**GOAL**
Look through the listing below and work out how many of its lines hold the word "subtitle". Give only the number.

**EXERCISE INPUT**

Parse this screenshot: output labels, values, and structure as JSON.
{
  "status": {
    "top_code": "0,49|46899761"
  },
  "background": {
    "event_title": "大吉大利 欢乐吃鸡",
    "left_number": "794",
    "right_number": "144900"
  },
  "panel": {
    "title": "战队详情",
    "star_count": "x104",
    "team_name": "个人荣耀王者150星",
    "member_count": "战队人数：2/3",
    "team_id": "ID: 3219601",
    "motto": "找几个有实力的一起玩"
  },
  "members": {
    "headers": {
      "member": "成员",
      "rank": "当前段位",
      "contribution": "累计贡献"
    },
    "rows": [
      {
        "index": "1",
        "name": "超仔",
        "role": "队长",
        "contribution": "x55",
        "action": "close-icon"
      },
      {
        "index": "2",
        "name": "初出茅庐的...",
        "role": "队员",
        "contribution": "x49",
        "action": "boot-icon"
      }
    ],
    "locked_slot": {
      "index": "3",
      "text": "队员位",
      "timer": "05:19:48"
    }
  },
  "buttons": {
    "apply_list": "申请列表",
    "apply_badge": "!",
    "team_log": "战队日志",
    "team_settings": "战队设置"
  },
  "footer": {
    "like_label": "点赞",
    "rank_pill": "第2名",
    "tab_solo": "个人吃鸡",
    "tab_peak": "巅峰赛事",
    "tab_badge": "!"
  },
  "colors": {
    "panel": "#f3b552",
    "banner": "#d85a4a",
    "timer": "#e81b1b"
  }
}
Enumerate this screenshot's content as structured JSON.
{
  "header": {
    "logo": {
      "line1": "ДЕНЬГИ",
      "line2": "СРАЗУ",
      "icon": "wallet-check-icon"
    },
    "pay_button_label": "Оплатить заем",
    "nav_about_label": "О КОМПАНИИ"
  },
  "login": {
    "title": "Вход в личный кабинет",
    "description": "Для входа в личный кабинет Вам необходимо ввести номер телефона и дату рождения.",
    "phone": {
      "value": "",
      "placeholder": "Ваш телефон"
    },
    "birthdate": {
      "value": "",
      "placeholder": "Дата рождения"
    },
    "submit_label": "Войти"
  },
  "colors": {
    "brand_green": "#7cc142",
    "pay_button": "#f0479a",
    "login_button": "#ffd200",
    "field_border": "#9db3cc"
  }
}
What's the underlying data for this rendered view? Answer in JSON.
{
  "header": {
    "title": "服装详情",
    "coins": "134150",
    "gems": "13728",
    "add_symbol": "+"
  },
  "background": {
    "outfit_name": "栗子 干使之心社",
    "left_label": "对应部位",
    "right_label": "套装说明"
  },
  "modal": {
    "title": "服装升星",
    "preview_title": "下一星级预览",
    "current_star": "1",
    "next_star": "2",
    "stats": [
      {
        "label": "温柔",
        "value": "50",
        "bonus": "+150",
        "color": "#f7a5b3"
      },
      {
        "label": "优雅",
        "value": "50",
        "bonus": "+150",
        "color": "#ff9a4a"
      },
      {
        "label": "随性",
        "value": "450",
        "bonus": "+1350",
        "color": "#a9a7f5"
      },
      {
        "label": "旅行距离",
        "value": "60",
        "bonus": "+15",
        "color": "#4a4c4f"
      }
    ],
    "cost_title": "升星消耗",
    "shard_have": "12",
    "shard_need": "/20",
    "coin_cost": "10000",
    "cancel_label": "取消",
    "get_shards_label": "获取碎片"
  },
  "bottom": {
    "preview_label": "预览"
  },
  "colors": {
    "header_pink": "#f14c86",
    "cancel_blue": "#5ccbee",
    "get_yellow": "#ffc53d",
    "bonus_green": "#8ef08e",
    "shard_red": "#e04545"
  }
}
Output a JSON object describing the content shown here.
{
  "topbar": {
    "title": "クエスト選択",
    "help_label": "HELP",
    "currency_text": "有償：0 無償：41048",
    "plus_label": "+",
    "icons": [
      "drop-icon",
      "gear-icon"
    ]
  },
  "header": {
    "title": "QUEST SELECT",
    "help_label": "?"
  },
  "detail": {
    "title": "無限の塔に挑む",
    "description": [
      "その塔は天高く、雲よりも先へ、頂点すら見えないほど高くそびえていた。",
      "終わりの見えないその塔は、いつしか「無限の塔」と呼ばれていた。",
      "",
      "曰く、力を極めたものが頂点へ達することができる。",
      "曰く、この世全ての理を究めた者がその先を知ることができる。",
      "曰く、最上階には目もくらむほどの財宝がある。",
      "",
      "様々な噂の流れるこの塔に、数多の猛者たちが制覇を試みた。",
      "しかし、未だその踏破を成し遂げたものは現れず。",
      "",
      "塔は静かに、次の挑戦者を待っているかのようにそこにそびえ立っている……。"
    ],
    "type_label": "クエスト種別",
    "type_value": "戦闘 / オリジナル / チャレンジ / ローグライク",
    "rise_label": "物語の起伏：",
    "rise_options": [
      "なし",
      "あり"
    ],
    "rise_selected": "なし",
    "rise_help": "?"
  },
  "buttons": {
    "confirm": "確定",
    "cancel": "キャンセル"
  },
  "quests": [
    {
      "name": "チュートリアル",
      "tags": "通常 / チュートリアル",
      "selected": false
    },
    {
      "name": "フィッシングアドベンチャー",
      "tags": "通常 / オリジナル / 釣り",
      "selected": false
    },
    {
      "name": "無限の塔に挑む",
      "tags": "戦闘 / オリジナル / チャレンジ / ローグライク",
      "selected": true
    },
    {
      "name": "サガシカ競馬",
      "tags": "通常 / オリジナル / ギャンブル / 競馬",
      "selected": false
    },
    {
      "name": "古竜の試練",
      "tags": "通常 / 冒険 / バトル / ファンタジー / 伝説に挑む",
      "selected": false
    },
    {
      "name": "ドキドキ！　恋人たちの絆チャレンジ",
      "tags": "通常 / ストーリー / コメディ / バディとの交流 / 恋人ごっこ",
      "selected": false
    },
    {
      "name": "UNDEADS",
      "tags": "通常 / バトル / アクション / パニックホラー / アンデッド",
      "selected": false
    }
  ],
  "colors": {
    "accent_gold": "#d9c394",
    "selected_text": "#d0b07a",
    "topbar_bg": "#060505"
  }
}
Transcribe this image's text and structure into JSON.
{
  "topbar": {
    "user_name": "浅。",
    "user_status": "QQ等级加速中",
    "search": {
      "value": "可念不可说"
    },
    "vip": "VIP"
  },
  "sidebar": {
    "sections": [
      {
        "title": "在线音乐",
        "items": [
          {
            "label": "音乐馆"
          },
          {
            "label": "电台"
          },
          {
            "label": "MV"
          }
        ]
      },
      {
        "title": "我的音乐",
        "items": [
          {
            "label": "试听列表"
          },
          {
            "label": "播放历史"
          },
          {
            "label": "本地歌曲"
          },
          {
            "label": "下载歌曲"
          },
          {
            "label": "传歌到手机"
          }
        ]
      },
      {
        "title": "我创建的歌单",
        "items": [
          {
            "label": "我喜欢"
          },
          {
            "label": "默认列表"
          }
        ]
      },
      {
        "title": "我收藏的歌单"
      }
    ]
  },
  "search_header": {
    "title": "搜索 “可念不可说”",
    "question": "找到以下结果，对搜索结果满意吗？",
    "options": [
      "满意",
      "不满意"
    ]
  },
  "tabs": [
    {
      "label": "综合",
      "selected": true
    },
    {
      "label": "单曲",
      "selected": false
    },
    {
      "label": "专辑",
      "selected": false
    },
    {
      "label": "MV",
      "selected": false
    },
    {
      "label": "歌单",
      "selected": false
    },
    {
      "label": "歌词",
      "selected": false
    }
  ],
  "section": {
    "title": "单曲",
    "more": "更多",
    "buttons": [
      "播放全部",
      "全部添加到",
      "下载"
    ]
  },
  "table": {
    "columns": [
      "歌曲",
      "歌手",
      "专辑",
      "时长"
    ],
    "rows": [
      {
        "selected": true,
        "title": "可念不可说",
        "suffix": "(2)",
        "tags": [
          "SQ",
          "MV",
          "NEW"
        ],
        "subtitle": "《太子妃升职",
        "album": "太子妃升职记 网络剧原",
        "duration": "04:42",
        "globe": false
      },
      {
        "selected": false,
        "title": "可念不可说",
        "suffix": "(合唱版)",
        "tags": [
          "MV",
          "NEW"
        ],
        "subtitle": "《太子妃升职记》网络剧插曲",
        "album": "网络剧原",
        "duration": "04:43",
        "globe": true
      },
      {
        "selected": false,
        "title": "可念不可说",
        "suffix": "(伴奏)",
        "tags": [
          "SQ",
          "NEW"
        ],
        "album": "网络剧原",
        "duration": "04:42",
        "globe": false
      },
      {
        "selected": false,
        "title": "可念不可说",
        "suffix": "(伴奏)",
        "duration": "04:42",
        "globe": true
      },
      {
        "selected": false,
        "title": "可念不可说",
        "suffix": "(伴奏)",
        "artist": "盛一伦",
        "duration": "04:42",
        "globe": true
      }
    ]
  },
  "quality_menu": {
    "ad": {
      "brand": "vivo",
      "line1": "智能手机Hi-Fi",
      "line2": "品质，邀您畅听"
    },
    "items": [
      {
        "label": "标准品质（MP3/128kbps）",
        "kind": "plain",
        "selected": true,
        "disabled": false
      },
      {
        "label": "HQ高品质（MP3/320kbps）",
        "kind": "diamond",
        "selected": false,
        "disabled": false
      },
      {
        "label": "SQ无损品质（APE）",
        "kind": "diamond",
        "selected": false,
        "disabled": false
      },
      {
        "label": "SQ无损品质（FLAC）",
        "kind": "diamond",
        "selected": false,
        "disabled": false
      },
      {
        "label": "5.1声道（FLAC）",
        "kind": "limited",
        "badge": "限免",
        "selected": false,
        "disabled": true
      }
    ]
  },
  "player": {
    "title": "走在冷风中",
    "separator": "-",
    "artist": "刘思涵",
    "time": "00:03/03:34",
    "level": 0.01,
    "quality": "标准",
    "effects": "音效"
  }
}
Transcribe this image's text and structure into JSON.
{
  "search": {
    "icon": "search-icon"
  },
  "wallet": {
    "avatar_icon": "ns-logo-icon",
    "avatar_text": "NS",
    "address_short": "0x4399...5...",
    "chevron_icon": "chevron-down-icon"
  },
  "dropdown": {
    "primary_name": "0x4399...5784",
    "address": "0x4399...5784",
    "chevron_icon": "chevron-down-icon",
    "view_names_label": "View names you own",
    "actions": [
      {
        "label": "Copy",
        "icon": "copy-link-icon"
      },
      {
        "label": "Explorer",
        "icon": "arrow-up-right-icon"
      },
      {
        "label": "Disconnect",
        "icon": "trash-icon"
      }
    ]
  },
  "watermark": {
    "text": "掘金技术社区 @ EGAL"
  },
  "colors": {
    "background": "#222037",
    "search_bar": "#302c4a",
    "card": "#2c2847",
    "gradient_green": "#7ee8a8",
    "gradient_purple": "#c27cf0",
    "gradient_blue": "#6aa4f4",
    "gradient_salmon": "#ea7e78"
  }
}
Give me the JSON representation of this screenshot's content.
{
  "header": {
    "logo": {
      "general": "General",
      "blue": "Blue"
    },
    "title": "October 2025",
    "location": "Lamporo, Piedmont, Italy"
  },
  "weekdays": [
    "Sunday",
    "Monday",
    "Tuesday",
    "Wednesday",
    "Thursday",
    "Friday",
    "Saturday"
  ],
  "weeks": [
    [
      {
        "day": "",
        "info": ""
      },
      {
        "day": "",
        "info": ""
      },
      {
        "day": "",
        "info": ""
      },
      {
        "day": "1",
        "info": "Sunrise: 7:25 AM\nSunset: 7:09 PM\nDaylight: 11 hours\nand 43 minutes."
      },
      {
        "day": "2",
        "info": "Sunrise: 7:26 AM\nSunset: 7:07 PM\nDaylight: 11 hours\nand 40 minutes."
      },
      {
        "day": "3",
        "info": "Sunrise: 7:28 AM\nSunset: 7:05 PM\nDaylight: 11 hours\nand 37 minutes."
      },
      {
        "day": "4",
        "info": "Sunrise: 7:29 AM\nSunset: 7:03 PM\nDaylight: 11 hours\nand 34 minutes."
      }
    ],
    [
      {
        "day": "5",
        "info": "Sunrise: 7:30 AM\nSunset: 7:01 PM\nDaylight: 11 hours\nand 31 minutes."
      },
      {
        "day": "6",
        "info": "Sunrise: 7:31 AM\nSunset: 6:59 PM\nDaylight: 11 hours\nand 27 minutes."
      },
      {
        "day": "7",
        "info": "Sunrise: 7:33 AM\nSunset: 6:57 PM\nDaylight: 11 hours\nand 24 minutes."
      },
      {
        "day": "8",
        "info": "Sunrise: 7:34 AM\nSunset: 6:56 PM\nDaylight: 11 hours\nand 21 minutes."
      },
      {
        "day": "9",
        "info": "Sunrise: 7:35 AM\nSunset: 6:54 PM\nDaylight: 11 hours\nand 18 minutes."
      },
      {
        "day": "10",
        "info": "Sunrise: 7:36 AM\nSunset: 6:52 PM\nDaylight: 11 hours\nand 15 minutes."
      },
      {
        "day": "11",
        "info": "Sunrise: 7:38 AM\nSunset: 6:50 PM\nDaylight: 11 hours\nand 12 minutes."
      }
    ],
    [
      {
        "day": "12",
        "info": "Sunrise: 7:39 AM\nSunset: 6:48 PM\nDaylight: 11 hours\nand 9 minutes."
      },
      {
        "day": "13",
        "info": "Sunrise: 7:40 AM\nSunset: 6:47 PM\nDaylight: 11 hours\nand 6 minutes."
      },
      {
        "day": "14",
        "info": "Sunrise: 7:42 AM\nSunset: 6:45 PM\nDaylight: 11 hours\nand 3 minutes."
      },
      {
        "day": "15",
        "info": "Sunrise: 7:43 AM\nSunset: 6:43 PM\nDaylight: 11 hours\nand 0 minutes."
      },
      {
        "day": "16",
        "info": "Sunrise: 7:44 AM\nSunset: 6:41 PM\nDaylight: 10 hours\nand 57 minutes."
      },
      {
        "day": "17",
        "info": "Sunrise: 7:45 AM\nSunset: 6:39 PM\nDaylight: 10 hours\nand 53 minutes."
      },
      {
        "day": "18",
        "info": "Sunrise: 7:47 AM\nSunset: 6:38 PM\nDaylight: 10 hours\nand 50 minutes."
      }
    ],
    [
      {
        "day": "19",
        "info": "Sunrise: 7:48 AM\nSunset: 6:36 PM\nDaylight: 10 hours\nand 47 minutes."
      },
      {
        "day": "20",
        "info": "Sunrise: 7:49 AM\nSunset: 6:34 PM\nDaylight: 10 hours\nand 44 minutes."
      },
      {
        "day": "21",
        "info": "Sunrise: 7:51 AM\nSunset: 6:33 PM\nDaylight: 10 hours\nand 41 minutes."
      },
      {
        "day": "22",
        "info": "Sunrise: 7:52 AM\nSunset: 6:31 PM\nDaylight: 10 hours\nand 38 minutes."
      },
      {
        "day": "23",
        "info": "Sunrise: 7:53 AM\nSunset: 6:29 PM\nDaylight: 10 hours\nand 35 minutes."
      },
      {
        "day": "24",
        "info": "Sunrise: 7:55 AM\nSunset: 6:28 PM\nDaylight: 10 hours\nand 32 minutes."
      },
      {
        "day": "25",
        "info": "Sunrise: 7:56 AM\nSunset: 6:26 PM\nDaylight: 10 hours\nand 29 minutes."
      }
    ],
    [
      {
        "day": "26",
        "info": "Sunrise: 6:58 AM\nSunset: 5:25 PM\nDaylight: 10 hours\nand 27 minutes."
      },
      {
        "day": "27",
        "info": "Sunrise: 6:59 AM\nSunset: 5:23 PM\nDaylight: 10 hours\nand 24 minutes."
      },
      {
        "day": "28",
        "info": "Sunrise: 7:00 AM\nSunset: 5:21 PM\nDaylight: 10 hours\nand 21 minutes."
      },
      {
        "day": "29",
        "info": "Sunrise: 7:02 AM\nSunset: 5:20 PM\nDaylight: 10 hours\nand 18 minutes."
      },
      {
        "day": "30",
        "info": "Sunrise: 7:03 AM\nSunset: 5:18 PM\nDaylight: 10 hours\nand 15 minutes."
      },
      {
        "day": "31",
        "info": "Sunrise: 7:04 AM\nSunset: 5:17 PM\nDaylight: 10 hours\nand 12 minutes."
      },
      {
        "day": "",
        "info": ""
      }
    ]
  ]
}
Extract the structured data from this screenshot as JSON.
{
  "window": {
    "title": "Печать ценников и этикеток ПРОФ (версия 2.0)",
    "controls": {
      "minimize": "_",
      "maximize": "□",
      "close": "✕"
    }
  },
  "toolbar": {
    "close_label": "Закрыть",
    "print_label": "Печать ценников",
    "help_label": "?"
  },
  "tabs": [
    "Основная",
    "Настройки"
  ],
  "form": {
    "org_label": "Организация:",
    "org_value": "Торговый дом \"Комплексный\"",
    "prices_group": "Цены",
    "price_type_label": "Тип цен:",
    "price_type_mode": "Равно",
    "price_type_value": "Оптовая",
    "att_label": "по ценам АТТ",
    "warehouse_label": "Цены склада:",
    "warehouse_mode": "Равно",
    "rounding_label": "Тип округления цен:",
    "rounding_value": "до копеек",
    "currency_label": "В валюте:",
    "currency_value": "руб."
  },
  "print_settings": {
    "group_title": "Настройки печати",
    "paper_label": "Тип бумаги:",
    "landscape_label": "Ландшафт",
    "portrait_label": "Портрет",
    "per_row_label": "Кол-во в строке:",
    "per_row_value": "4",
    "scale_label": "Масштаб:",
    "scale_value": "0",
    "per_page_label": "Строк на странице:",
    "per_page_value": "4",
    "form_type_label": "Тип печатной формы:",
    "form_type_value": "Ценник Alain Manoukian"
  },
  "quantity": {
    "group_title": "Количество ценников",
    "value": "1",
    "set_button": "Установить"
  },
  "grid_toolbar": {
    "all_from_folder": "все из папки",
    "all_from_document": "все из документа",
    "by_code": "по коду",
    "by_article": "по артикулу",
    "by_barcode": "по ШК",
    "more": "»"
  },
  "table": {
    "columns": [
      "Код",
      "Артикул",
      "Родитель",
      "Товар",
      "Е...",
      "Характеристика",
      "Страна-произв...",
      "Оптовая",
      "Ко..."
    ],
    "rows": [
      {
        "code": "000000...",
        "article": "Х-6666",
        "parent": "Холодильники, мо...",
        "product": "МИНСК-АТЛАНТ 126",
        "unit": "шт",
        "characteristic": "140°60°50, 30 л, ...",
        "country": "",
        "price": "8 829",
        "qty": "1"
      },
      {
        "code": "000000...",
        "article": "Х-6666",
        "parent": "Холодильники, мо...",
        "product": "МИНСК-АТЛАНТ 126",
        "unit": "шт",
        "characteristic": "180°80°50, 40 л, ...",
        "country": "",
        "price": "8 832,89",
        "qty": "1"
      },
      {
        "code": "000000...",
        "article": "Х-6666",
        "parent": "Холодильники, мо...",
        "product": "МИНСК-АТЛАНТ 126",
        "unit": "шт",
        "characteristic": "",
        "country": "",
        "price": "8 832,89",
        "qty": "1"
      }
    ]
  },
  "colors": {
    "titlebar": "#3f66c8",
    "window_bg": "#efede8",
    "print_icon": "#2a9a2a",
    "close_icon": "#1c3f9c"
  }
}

**FULL RESPONSE**
2